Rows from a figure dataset

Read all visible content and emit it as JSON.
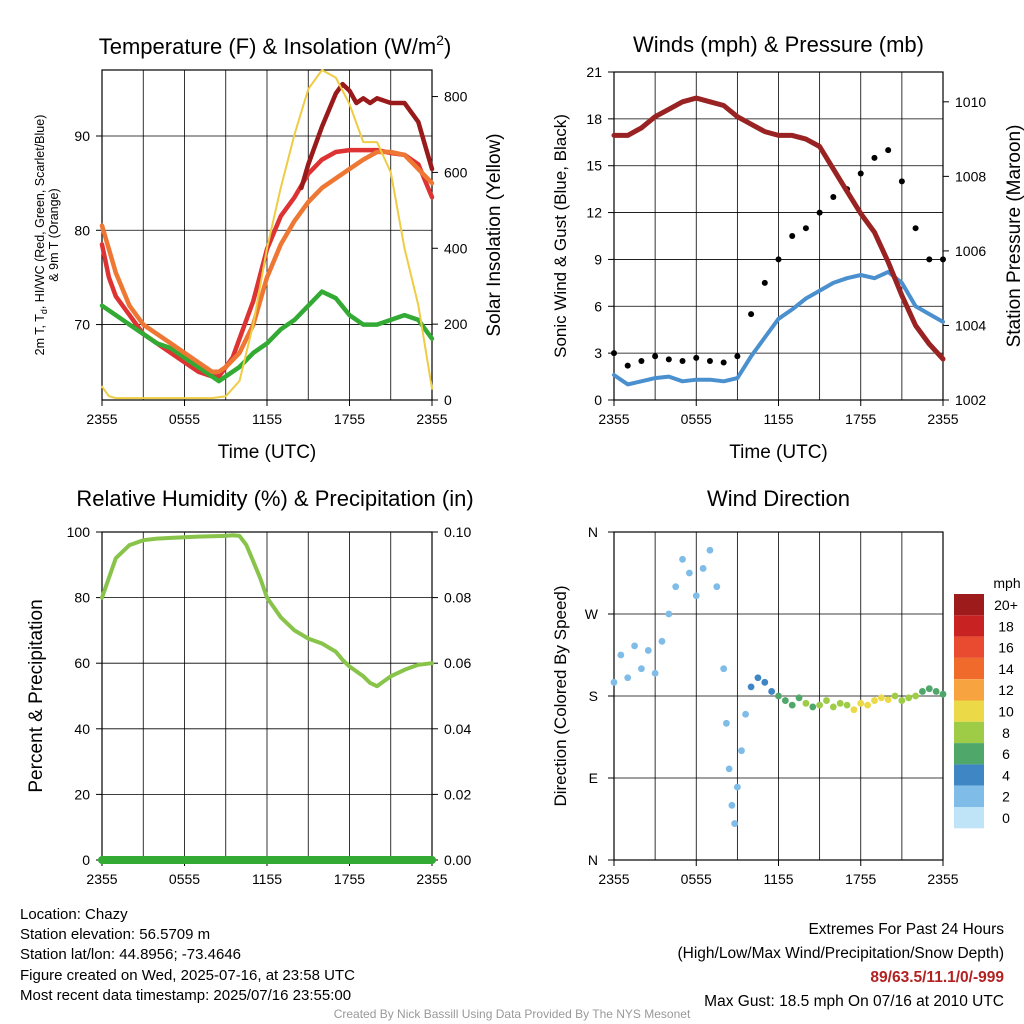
{
  "chart_data": [
    {
      "panel": "temperature",
      "type": "line",
      "title": "Temperature (F) & Insolation (W/m²)",
      "title_main": "Temperature (F) & Insolation (W/m",
      "title_sup": "2",
      "title_end": ")",
      "xlabel": "Time (UTC)",
      "ylabel_left_lines": [
        "2m T, T",
        "d",
        ", HI/WC (Red, Green, Scarlet/Blue)",
        "& 9m T (Orange)"
      ],
      "ylabel_right": "Solar Insolation (Yellow)",
      "x_ticks": [
        "2355",
        "0555",
        "1155",
        "1755",
        "2355"
      ],
      "x_range_hours": [
        0,
        24
      ],
      "y_left_range": [
        62,
        97
      ],
      "y_left_ticks": [
        70,
        80,
        90
      ],
      "y_right_range": [
        0,
        870
      ],
      "y_right_ticks": [
        0,
        200,
        400,
        600,
        800
      ],
      "grid": true,
      "series": [
        {
          "color": "#dd3333",
          "axis": "left",
          "x": [
            0,
            0.5,
            1,
            2,
            3,
            4,
            5,
            6,
            7,
            8,
            8.5,
            9,
            9.5,
            10,
            11,
            12,
            13,
            14,
            15,
            16,
            17,
            18,
            19,
            20,
            21,
            22,
            23,
            24
          ],
          "y": [
            78.5,
            75,
            73,
            71,
            69,
            68,
            67,
            66,
            65,
            64.5,
            64.5,
            65.5,
            66.5,
            68.5,
            72.5,
            78,
            81.5,
            83.5,
            86,
            87.5,
            88.3,
            88.5,
            88.5,
            88.5,
            88.2,
            88,
            87,
            83.5
          ]
        },
        {
          "color": "#33aa33",
          "axis": "left",
          "x": [
            0,
            1,
            2,
            3,
            4,
            5,
            6,
            7,
            8,
            8.5,
            9,
            10,
            11,
            12,
            13,
            14,
            15,
            16,
            17,
            18,
            19,
            20,
            21,
            22,
            23,
            24
          ],
          "y": [
            72,
            71,
            70,
            69,
            68,
            67.5,
            66.5,
            65.5,
            64.5,
            64,
            64.5,
            65.5,
            67,
            68,
            69.5,
            70.5,
            72,
            73.5,
            72.8,
            71,
            70,
            70,
            70.5,
            71,
            70.5,
            68.5
          ]
        },
        {
          "color": "#ee7733",
          "axis": "left",
          "x": [
            0,
            0.5,
            1,
            2,
            3,
            4,
            5,
            6,
            7,
            8,
            8.5,
            9,
            10,
            11,
            12,
            13,
            14,
            15,
            16,
            17,
            18,
            19,
            20,
            21,
            22,
            23,
            24
          ],
          "y": [
            80.5,
            78,
            75.5,
            72,
            70,
            69,
            68,
            67,
            66,
            65,
            65,
            65.5,
            67,
            70,
            75,
            78.5,
            81,
            83,
            84.5,
            85.5,
            86.5,
            87.5,
            88.3,
            88.3,
            88,
            86.5,
            85
          ]
        },
        {
          "color": "#991a1a",
          "axis": "left",
          "x": [
            14.5,
            15,
            16,
            17,
            17.5,
            18,
            18.5,
            19,
            19.5,
            20,
            21,
            22,
            23,
            23.5,
            24
          ],
          "y": [
            84.5,
            87,
            91,
            94.5,
            95.5,
            94.8,
            93.5,
            94,
            93.5,
            94,
            93.5,
            93.5,
            91.5,
            89,
            86.5
          ]
        },
        {
          "color": "#eecc44",
          "axis": "right",
          "x": [
            0,
            0.5,
            1,
            2,
            3,
            4,
            5,
            6,
            7,
            8,
            9,
            10,
            11,
            12,
            13,
            14,
            15,
            16,
            17,
            18,
            19,
            20,
            21,
            22,
            23,
            24
          ],
          "y": [
            35,
            10,
            5,
            5,
            5,
            5,
            5,
            5,
            5,
            5,
            10,
            50,
            200,
            400,
            560,
            700,
            820,
            870,
            850,
            780,
            680,
            680,
            600,
            400,
            250,
            30
          ]
        }
      ]
    },
    {
      "panel": "winds",
      "type": "line",
      "title": "Winds (mph) & Pressure (mb)",
      "xlabel": "Time (UTC)",
      "ylabel_left": "Sonic Wind & Gust (Blue, Black)",
      "ylabel_right": "Station Pressure (Maroon)",
      "x_ticks": [
        "2355",
        "0555",
        "1155",
        "1755",
        "2355"
      ],
      "x_range_hours": [
        0,
        24
      ],
      "y_left_range": [
        0,
        21
      ],
      "y_left_ticks": [
        0,
        3,
        6,
        9,
        12,
        15,
        18,
        21
      ],
      "y_right_range": [
        1002,
        1010.8
      ],
      "y_right_ticks": [
        1002,
        1004,
        1006,
        1008,
        1010
      ],
      "grid": true,
      "series": [
        {
          "name": "Sonic Wind",
          "color": "#4a8fce",
          "axis": "left",
          "x": [
            0,
            1,
            2,
            3,
            4,
            5,
            6,
            7,
            8,
            9,
            10,
            11,
            12,
            13,
            14,
            15,
            16,
            17,
            18,
            19,
            20,
            21,
            22,
            23,
            24
          ],
          "y": [
            1.6,
            1,
            1.2,
            1.4,
            1.5,
            1.2,
            1.3,
            1.3,
            1.2,
            1.4,
            2.8,
            4,
            5.2,
            5.8,
            6.5,
            7,
            7.5,
            7.8,
            8,
            7.8,
            8.2,
            7.5,
            6,
            5.5,
            5
          ]
        },
        {
          "name": "Gust",
          "color": "#000000",
          "axis": "left",
          "kind": "points",
          "x": [
            0,
            1,
            2,
            3,
            4,
            5,
            6,
            7,
            8,
            9,
            10,
            11,
            12,
            13,
            14,
            15,
            16,
            17,
            18,
            19,
            20,
            21,
            22,
            23,
            24
          ],
          "y": [
            3,
            2.2,
            2.5,
            2.8,
            2.6,
            2.5,
            2.7,
            2.5,
            2.4,
            2.8,
            5.5,
            7.5,
            9,
            10.5,
            11,
            12,
            13,
            13.5,
            14.5,
            15.5,
            16,
            14,
            11,
            9,
            9
          ]
        },
        {
          "name": "Pressure",
          "color": "#992222",
          "axis": "right",
          "x": [
            0,
            1,
            2,
            3,
            4,
            5,
            6,
            7,
            8,
            9,
            10,
            11,
            12,
            13,
            14,
            15,
            16,
            17,
            18,
            19,
            20,
            21,
            22,
            23,
            24
          ],
          "y": [
            1009.1,
            1009.1,
            1009.3,
            1009.6,
            1009.8,
            1010,
            1010.1,
            1010,
            1009.9,
            1009.6,
            1009.4,
            1009.2,
            1009.1,
            1009.1,
            1009,
            1008.8,
            1008.2,
            1007.6,
            1007,
            1006.5,
            1005.7,
            1004.8,
            1004,
            1003.5,
            1003.1
          ]
        }
      ]
    },
    {
      "panel": "humidity",
      "type": "line",
      "title": "Relative Humidity (%) & Precipitation (in)",
      "ylabel_left": "Percent & Precipitation",
      "x_ticks": [
        "2355",
        "0555",
        "1155",
        "1755",
        "2355"
      ],
      "x_range_hours": [
        0,
        24
      ],
      "y_left_range": [
        0,
        100
      ],
      "y_left_ticks": [
        0,
        20,
        40,
        60,
        80,
        100
      ],
      "y_right_range": [
        0,
        0.1
      ],
      "y_right_ticks": [
        "0.00",
        "0.02",
        "0.04",
        "0.06",
        "0.08",
        "0.10"
      ],
      "grid": true,
      "series": [
        {
          "name": "Relative Humidity",
          "color": "#88c34a",
          "axis": "left",
          "x": [
            0,
            1,
            2,
            3,
            4,
            5,
            6,
            7,
            8,
            9,
            9.5,
            10,
            10.5,
            11,
            11.5,
            12,
            13,
            14,
            15,
            16,
            17,
            17.5,
            18,
            18.5,
            19,
            19.5,
            20,
            21,
            22,
            23,
            24
          ],
          "y": [
            80,
            92,
            96,
            97.5,
            98,
            98.2,
            98.4,
            98.6,
            98.7,
            98.8,
            99,
            98.8,
            96,
            91,
            86,
            80,
            74,
            70,
            67.5,
            66,
            63.5,
            61,
            59,
            57.5,
            56,
            54,
            53,
            56,
            58,
            59.5,
            60
          ]
        },
        {
          "name": "Precipitation",
          "color": "#33aa33",
          "axis": "left",
          "x": [
            0,
            24
          ],
          "y": [
            0,
            0
          ]
        }
      ]
    },
    {
      "panel": "wind_direction",
      "type": "scatter",
      "title": "Wind Direction",
      "ylabel_left": "Direction (Colored By Speed)",
      "x_ticks": [
        "2355",
        "0555",
        "1155",
        "1755",
        "2355"
      ],
      "x_range_hours": [
        0,
        24
      ],
      "y_tick_labels": [
        "N",
        "E",
        "S",
        "W",
        "N"
      ],
      "y_range_deg": [
        0,
        360
      ],
      "grid": true,
      "points_deg": [
        [
          0,
          195
        ],
        [
          0.5,
          225
        ],
        [
          1,
          200
        ],
        [
          1.5,
          235
        ],
        [
          2,
          210
        ],
        [
          2.5,
          230
        ],
        [
          3,
          205
        ],
        [
          3.5,
          240
        ],
        [
          4,
          270
        ],
        [
          4.5,
          300
        ],
        [
          5,
          330
        ],
        [
          5.5,
          315
        ],
        [
          6,
          290
        ],
        [
          6.5,
          320
        ],
        [
          7,
          340
        ],
        [
          7.5,
          300
        ],
        [
          8,
          210
        ],
        [
          8.2,
          150
        ],
        [
          8.4,
          100
        ],
        [
          8.6,
          60
        ],
        [
          8.8,
          40
        ],
        [
          9,
          80
        ],
        [
          9.3,
          120
        ],
        [
          9.6,
          160
        ],
        [
          10,
          190
        ],
        [
          10.5,
          200
        ],
        [
          11,
          195
        ],
        [
          11.5,
          185
        ],
        [
          12,
          180
        ],
        [
          12.5,
          175
        ],
        [
          13,
          170
        ],
        [
          13.5,
          178
        ],
        [
          14,
          172
        ],
        [
          14.5,
          168
        ],
        [
          15,
          170
        ],
        [
          15.5,
          175
        ],
        [
          16,
          168
        ],
        [
          16.5,
          172
        ],
        [
          17,
          170
        ],
        [
          17.5,
          165
        ],
        [
          18,
          172
        ],
        [
          18.5,
          170
        ],
        [
          19,
          175
        ],
        [
          19.5,
          178
        ],
        [
          20,
          176
        ],
        [
          20.5,
          180
        ],
        [
          21,
          175
        ],
        [
          21.5,
          178
        ],
        [
          22,
          180
        ],
        [
          22.5,
          185
        ],
        [
          23,
          188
        ],
        [
          23.5,
          185
        ],
        [
          24,
          182
        ]
      ],
      "speeds": [
        1,
        1,
        2,
        1,
        2,
        1,
        2,
        1,
        1,
        2,
        1,
        1,
        1,
        2,
        1,
        1,
        2,
        1,
        2,
        1,
        2,
        1,
        2,
        2,
        3,
        3,
        4,
        4,
        5,
        5,
        6,
        6,
        7,
        6,
        7,
        7,
        8,
        8,
        8,
        9,
        9,
        9,
        10,
        10,
        9,
        8,
        8,
        7,
        7,
        6,
        6,
        5,
        5
      ],
      "legend_title": "mph",
      "legend_labels": [
        "20+",
        "18",
        "16",
        "14",
        "12",
        "10",
        "8",
        "6",
        "4",
        "2",
        "0"
      ],
      "legend_colors": [
        "#9e1b1b",
        "#c82222",
        "#e84b2f",
        "#f06a2b",
        "#f7a440",
        "#ebd947",
        "#9fcc47",
        "#4fa86a",
        "#3f86c4",
        "#7fbde8",
        "#bfe3f7"
      ]
    }
  ],
  "station": {
    "location": "Location: Chazy",
    "elevation": "Station elevation: 56.5709 m",
    "latlon": "Station lat/lon: 44.8956; -73.4646",
    "created": "Figure created on Wed, 2025-07-16, at 23:58 UTC",
    "recent": "Most recent data timestamp: 2025/07/16 23:55:00"
  },
  "extremes": {
    "title": "Extremes For Past 24 Hours",
    "subtitle": "(High/Low/Max Wind/Precipitation/Snow Depth)",
    "values": "89/63.5/11.1/0/-999",
    "max_gust": "Max Gust: 18.5 mph On 07/16 at 2010 UTC"
  },
  "credit": "Created By Nick Bassill Using Data Provided By The NYS Mesonet"
}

— GIVEN PROBLEM —
Give only the count of lines in the data that include the string "Blue".

— THE OUTPUT —
2